■ **THE EXERCISE**
Exactly and only the lines from the one containing "Transcribe the text in this document." through the close of the entries below are to be set down.
======== DATA FOR THIS TASK ========
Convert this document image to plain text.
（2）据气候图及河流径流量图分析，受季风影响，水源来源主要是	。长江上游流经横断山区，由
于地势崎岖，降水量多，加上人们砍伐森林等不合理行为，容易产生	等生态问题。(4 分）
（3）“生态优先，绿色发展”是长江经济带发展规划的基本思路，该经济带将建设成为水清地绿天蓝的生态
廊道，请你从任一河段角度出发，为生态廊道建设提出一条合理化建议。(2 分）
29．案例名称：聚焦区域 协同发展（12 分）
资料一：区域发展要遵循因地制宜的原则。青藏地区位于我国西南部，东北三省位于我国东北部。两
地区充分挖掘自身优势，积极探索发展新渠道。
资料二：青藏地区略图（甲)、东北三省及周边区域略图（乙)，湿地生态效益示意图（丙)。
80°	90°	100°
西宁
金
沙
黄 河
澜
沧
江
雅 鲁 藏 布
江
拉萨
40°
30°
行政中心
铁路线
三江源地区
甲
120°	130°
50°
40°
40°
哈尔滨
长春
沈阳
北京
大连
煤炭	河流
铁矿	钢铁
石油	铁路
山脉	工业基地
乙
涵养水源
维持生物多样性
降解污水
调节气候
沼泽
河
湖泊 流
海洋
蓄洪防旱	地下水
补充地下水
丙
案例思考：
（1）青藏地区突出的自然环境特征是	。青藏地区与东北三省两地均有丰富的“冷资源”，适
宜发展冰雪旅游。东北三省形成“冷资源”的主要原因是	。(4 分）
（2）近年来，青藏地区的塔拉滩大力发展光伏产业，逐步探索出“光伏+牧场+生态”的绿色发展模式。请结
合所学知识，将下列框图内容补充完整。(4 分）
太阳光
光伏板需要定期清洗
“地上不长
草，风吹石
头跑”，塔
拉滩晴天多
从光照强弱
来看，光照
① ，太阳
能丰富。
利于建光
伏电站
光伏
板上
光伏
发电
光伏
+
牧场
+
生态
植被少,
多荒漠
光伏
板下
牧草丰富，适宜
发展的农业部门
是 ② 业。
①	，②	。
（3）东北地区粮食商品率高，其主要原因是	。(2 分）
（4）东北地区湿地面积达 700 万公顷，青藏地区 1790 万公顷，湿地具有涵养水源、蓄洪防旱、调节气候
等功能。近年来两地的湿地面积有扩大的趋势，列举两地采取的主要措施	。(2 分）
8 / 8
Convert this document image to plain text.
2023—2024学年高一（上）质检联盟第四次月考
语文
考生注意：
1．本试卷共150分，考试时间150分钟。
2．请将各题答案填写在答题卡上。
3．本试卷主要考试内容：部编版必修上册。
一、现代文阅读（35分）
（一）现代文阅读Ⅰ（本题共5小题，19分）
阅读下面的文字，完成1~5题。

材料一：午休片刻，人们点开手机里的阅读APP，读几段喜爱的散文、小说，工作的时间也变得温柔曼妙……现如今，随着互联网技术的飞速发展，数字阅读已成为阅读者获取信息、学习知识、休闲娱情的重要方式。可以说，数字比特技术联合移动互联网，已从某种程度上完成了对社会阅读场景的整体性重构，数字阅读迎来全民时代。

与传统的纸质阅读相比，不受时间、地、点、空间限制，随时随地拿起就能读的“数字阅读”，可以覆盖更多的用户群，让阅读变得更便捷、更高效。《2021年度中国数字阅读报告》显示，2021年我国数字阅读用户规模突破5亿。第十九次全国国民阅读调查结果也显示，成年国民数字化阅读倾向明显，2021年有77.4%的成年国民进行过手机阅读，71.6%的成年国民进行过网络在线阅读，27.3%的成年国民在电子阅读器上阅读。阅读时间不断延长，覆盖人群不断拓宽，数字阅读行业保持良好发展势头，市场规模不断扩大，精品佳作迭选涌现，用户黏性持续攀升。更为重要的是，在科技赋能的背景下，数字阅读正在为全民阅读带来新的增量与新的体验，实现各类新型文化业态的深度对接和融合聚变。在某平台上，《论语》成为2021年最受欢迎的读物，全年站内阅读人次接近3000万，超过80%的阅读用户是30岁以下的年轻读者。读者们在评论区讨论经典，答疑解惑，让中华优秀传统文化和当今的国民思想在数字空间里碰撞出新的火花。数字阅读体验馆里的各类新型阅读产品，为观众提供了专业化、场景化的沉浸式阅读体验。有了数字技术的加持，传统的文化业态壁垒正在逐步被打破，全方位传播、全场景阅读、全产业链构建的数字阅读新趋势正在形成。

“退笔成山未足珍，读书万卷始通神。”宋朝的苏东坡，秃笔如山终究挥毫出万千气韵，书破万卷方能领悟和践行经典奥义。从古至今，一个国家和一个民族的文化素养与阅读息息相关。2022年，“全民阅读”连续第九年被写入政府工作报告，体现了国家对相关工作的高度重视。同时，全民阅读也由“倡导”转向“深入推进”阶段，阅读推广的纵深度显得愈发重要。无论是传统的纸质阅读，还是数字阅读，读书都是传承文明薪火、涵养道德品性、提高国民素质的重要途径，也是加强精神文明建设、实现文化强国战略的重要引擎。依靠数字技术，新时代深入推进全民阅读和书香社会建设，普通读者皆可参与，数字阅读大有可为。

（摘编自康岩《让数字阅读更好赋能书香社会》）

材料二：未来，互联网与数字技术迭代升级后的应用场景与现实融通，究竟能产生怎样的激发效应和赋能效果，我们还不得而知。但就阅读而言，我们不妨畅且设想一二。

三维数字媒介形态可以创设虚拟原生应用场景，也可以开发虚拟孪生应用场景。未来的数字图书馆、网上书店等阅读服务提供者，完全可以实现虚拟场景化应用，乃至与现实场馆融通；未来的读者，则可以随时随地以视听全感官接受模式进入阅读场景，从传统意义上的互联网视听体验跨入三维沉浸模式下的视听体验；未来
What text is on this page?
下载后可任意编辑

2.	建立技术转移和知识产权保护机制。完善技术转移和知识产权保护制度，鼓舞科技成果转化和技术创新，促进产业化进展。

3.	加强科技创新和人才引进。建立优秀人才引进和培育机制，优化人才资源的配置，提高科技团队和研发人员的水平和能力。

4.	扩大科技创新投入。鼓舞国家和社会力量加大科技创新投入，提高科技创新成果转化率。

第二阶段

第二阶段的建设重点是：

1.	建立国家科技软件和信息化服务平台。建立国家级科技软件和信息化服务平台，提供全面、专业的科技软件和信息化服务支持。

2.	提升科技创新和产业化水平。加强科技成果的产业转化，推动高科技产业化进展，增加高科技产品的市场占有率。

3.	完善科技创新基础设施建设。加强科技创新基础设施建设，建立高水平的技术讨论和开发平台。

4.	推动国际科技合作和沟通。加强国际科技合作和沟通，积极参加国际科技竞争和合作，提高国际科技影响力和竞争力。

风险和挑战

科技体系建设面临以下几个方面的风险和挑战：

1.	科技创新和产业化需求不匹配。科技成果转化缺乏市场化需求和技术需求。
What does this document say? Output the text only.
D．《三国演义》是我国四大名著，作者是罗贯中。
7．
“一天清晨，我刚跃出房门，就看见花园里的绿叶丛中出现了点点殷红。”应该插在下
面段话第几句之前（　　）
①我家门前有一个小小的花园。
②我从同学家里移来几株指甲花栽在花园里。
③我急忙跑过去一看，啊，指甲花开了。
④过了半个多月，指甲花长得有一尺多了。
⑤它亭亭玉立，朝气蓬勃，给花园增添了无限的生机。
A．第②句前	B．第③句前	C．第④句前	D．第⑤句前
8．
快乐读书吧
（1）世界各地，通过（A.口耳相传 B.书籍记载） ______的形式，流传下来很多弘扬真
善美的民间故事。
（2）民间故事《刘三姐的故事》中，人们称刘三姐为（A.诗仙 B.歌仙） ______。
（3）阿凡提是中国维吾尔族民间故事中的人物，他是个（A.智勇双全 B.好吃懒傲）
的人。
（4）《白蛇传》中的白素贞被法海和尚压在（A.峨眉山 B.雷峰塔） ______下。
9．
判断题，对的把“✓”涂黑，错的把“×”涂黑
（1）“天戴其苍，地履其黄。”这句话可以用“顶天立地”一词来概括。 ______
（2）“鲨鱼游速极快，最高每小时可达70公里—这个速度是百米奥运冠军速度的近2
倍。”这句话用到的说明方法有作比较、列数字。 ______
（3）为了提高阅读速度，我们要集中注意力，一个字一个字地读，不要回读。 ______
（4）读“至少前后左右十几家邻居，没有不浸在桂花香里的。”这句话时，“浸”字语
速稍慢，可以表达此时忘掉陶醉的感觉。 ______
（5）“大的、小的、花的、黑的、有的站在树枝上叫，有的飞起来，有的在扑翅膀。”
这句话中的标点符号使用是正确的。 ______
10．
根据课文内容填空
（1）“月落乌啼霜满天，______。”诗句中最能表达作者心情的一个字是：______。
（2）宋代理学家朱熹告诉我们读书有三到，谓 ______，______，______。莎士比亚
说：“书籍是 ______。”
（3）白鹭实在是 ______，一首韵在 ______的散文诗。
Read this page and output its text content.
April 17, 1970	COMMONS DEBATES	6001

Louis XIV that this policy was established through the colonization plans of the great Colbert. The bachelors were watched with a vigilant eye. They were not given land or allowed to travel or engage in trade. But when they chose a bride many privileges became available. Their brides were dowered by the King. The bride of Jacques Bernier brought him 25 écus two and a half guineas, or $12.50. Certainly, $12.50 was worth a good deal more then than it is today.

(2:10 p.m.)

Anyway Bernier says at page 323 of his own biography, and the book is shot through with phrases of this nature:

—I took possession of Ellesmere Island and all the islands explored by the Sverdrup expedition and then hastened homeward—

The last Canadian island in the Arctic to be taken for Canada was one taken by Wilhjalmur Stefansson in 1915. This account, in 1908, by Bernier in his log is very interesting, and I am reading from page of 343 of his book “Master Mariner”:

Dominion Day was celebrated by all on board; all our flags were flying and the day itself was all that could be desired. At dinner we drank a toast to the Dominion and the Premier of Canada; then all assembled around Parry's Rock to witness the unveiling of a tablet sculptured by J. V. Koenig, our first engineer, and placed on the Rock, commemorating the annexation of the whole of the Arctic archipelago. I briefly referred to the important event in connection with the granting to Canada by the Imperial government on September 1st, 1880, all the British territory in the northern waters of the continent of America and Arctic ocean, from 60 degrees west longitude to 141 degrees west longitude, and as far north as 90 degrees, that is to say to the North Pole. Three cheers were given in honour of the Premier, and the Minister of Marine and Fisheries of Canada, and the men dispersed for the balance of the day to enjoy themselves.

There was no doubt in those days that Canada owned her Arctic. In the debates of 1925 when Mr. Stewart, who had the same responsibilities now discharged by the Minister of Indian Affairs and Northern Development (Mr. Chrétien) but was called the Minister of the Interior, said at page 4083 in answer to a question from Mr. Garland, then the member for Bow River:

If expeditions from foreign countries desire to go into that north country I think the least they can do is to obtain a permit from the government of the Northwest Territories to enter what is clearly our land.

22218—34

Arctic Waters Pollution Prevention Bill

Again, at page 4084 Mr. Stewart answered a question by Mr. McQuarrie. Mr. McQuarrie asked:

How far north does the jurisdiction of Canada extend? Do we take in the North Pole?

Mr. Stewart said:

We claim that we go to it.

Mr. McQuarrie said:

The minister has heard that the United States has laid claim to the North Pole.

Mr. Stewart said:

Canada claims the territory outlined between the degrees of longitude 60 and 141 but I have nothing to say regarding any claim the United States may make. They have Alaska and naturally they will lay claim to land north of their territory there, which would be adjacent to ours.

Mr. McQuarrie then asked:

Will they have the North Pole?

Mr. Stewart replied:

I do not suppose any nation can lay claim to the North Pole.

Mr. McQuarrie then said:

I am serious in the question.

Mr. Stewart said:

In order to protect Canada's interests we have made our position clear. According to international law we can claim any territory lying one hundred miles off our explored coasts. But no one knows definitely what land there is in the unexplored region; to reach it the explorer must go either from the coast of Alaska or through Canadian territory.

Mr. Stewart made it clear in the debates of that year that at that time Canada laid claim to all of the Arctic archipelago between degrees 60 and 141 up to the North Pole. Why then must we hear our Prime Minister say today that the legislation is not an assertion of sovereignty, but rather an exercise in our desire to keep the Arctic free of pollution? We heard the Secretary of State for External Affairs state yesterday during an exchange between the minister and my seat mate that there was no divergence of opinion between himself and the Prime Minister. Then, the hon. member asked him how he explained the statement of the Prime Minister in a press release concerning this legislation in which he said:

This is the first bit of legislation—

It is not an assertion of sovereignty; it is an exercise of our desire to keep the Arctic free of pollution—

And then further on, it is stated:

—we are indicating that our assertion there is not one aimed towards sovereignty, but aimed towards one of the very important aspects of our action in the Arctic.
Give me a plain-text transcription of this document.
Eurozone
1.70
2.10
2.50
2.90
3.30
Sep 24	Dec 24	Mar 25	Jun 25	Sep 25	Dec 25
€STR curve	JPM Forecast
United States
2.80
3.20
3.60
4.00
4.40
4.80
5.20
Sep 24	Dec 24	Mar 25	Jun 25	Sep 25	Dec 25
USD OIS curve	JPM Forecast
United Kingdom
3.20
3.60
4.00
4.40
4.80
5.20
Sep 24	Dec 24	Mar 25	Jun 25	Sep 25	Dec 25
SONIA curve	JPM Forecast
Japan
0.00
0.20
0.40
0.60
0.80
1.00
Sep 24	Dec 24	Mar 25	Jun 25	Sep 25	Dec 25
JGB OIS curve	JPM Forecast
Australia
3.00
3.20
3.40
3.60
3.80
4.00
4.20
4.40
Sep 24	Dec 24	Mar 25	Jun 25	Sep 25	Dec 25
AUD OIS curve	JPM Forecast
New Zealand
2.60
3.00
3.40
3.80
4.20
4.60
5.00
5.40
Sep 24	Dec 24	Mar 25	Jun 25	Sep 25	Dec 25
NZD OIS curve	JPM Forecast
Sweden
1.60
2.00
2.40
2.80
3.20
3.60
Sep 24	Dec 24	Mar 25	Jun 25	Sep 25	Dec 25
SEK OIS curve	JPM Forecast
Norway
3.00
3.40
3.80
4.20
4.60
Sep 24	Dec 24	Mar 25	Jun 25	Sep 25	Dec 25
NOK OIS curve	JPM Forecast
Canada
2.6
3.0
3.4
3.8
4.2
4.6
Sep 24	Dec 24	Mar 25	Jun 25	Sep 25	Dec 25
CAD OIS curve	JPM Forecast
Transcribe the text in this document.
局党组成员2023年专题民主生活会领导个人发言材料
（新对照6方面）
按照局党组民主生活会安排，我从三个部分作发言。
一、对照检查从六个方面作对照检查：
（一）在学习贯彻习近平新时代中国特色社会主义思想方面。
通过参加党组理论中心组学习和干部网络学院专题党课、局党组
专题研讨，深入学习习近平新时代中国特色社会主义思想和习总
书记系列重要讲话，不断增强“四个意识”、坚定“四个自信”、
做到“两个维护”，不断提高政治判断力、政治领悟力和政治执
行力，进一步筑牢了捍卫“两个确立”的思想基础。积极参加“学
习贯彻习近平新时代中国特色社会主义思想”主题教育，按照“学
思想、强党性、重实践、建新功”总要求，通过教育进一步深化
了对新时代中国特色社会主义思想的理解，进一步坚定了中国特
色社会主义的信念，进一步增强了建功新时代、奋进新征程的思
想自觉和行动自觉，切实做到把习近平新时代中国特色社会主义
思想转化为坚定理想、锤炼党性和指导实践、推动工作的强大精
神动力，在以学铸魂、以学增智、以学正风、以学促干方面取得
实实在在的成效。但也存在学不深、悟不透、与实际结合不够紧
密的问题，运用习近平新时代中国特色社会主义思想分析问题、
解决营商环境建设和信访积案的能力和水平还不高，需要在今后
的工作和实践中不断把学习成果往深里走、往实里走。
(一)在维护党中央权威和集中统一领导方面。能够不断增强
========
■ **EXPECTED ANSWER**
Transcribe the text in this document.
局党组成员2023年专题民主生活会领导个人发言材料
（新对照6方面）
按照局党组民主生活会安排，我从三个部分作发言。
一、对照检查从六个方面作对照检查：
（一）在学习贯彻习近平新时代中国特色社会主义思想方面。
通过参加党组理论中心组学习和干部网络学院专题党课、局党组
专题研讨，深入学习习近平新时代中国特色社会主义思想和习总
书记系列重要讲话，不断增强“四个意识”、坚定“四个自信”、
做到“两个维护”，不断提高政治判断力、政治领悟力和政治执
行力，进一步筑牢了捍卫“两个确立”的思想基础。积极参加“学
习贯彻习近平新时代中国特色社会主义思想”主题教育，按照“学
思想、强党性、重实践、建新功”总要求，通过教育进一步深化
了对新时代中国特色社会主义思想的理解，进一步坚定了中国特
色社会主义的信念，进一步增强了建功新时代、奋进新征程的思
想自觉和行动自觉，切实做到把习近平新时代中国特色社会主义
思想转化为坚定理想、锤炼党性和指导实践、推动工作的强大精
神动力，在以学铸魂、以学增智、以学正风、以学促干方面取得
实实在在的成效。但也存在学不深、悟不透、与实际结合不够紧
密的问题，运用习近平新时代中国特色社会主义思想分析问题、
解决营商环境建设和信访积案的能力和水平还不高，需要在今后
的工作和实践中不断把学习成果往深里走、往实里走。
(一)在维护党中央权威和集中统一领导方面。能够不断增强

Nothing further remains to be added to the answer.